Collected data entries
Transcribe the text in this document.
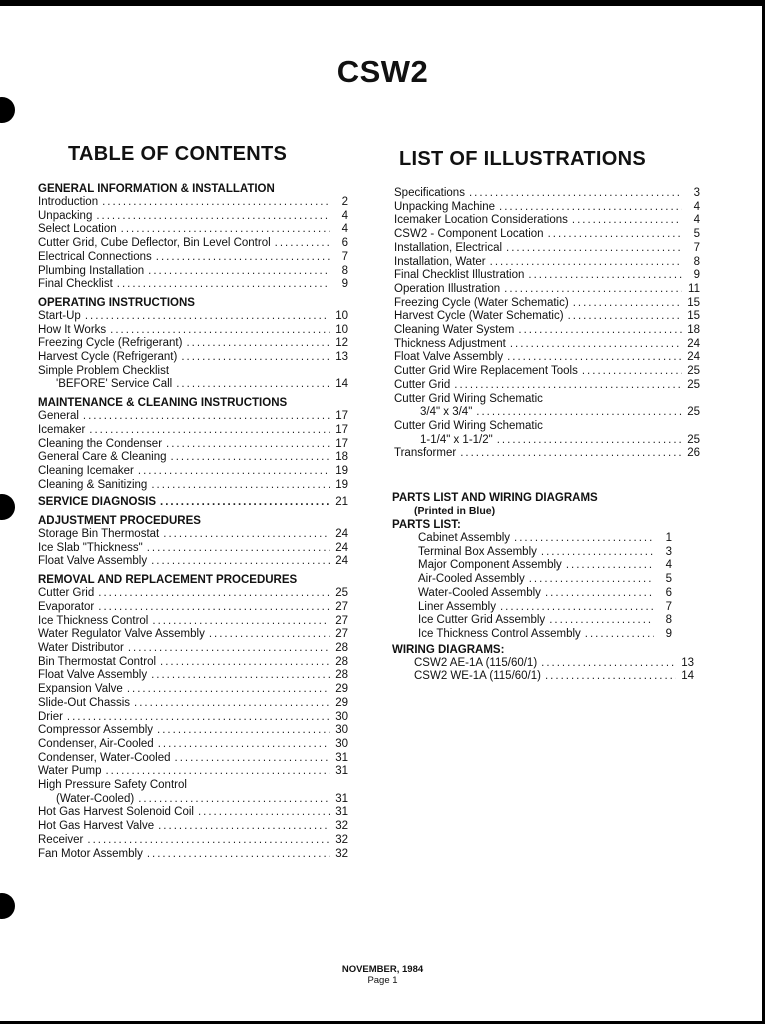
CSW2
TABLE OF CONTENTS	LIST OF ILLUSTRATIONS
GENERAL INFORMATION & INSTALLATION
Introduction .....	2
Unpacking .....	4
Select Location .....	4
Cutter Grid, Cube Deflector, Bin Level Control .....	6
Electrical Connections .....	7
Plumbing Installation .....	8
Final Checklist .....	9
OPERATING INSTRUCTIONS
Start-Up .....	10
How It Works .....	10
Freezing Cycle (Refrigerant) .....	12
Harvest Cycle (Refrigerant) .....	13
Simple Problem Checklist
'BEFORE' Service Call .....	14
MAINTENANCE & CLEANING INSTRUCTIONS
General .....	17
Icemaker .....	17
Cleaning the Condenser .....	17
General Care & Cleaning .....	18
Cleaning Icemaker .....	19
Cleaning & Sanitizing .....	19
SERVICE DIAGNOSIS .....	21
ADJUSTMENT PROCEDURES
Storage Bin Thermostat .....	24
Ice Slab "Thickness" .....	24
Float Valve Assembly .....	24
REMOVAL AND REPLACEMENT PROCEDURES
Cutter Grid .....	25
Evaporator .....	27
Ice Thickness Control .....	27
Water Regulator Valve Assembly .....	27
Water Distributor .....	28
Bin Thermostat Control .....	28
Float Valve Assembly .....	28
Expansion Valve .....	29
Slide-Out Chassis .....	29
Drier .....	30
Compressor Assembly .....	30
Condenser, Air-Cooled .....	30
Condenser, Water-Cooled .....	31
Water Pump .....	31
High Pressure Safety Control
(Water-Cooled) .....	31
Hot Gas Harvest Solenoid Coil .....	31
Hot Gas Harvest Valve .....	32
Receiver .....	32
Fan Motor Assembly .....	32
Specifications .....	3
Unpacking Machine .....	4
Icemaker Location Considerations .....	4
CSW2 - Component Location .....	5
Installation, Electrical .....	7
Installation, Water .....	8
Final Checklist Illustration .....	9
Operation Illustration .....	11
Freezing Cycle (Water Schematic) .....	15
Harvest Cycle (Water Schematic) .....	15
Cleaning Water System .....	18
Thickness Adjustment .....	24
Float Valve Assembly .....	24
Cutter Grid Wire Replacement Tools .....	25
Cutter Grid .....	25
Cutter Grid Wiring Schematic
3/4" x 3/4" .....	25
Cutter Grid Wiring Schematic
1-1/4" x 1-1/2" .....	25
Transformer .....	26
PARTS LIST AND WIRING DIAGRAMS
(Printed in Blue)
PARTS LIST:
Cabinet Assembly .....	1
Terminal Box Assembly .....	3
Major Component Assembly .....	4
Air-Cooled Assembly .....	5
Water-Cooled Assembly .....	6
Liner Assembly .....	7
Ice Cutter Grid Assembly .....	8
Ice Thickness Control Assembly .....	9
WIRING DIAGRAMS:
CSW2 AE-1A (115/60/1) .....	13
CSW2 WE-1A (115/60/1) .....	14
NOVEMBER, 1984
Page 1
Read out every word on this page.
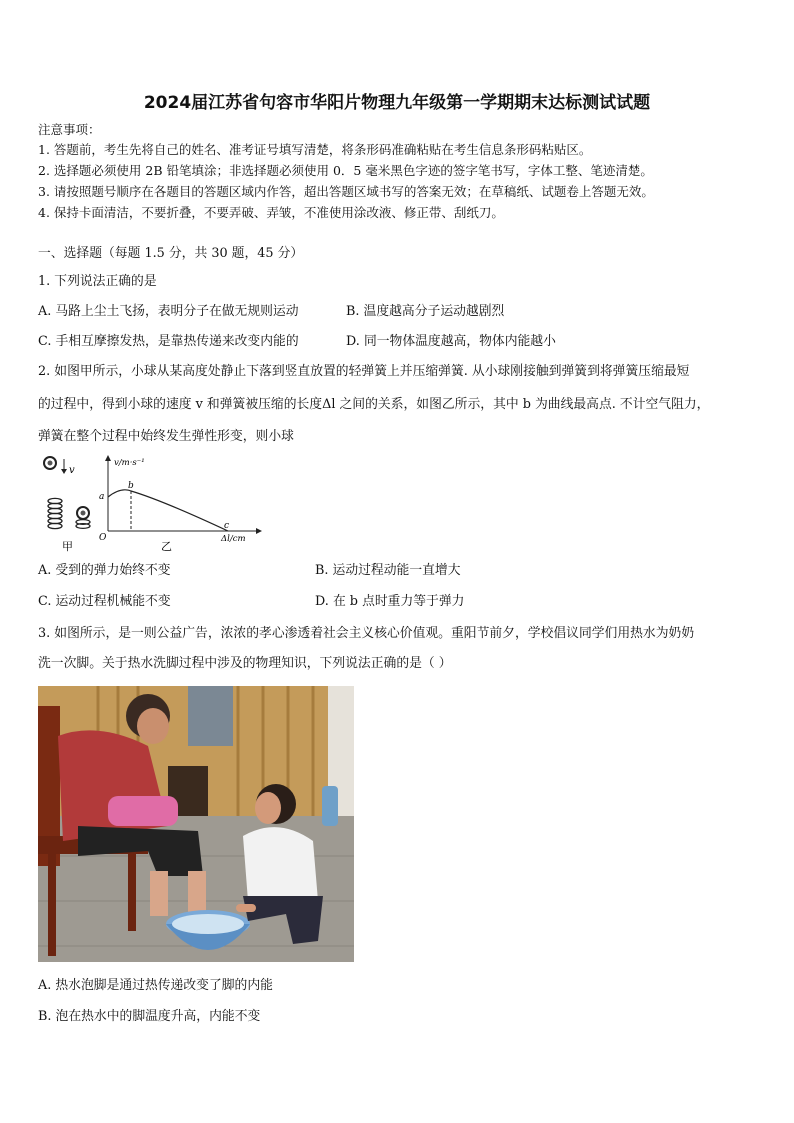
2024届江苏省句容市华阳片物理九年级第一学期期末达标测试试题
注意事项：
1. 答题前，考生先将自己的姓名、准考证号填写清楚，将条形码准确粘贴在考生信息条形码粘贴区。
2. 选择题必须使用 2B 铅笔填涂；非选择题必须使用 0．5 毫米黑色字迹的签字笔书写，字体工整、笔迹清楚。
3. 请按照题号顺序在各题目的答题区域内作答，超出答题区域书写的答案无效；在草稿纸、试题卷上答题无效。
4. 保持卡面清洁，不要折叠，不要弄破、弄皱，不准使用涂改液、修正带、刮纸刀。
一、选择题（每题 1.5 分，共 30 题，45 分）
1. 下列说法正确的是
A. 马路上尘土飞扬，表明分子在做无规则运动	B. 温度越高分子运动越剧烈
C. 手相互摩擦发热，是靠热传递来改变内能的	D. 同一物体温度越高，物体内能越小
2. 如图甲所示，小球从某高度处静止下落到竖直放置的轻弹簧上并压缩弹簧. 从小球刚接触到弹簧到将弹簧压缩最短
的过程中，得到小球的速度 v 和弹簧被压缩的长度Δl 之间的关系，如图乙所示，其中 b 为曲线最高点. 不计空气阻力，
弹簧在整个过程中始终发生弹性形变，则小球
v
甲
v/m·s⁻¹
Δl/cm
O
a
b
c
乙
A. 受到的弹力始终不变	B. 运动过程动能一直增大
C. 运动过程机械能不变	D. 在 b 点时重力等于弹力
3. 如图所示，是一则公益广告，浓浓的孝心渗透着社会主义核心价值观。重阳节前夕，学校倡议同学们用热水为奶奶
洗一次脚。关于热水洗脚过程中涉及的物理知识，下列说法正确的是（ ）
A. 热水泡脚是通过热传递改变了脚的内能
B. 泡在热水中的脚温度升高，内能不变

■ What is being asked ■
Whichever lines contain the string "下列说法正确的是", select and copy them.

■ Answer to the task ■
1. 下列说法正确的是
洗一次脚。关于热水洗脚过程中涉及的物理知识，下列说法正确的是（ ）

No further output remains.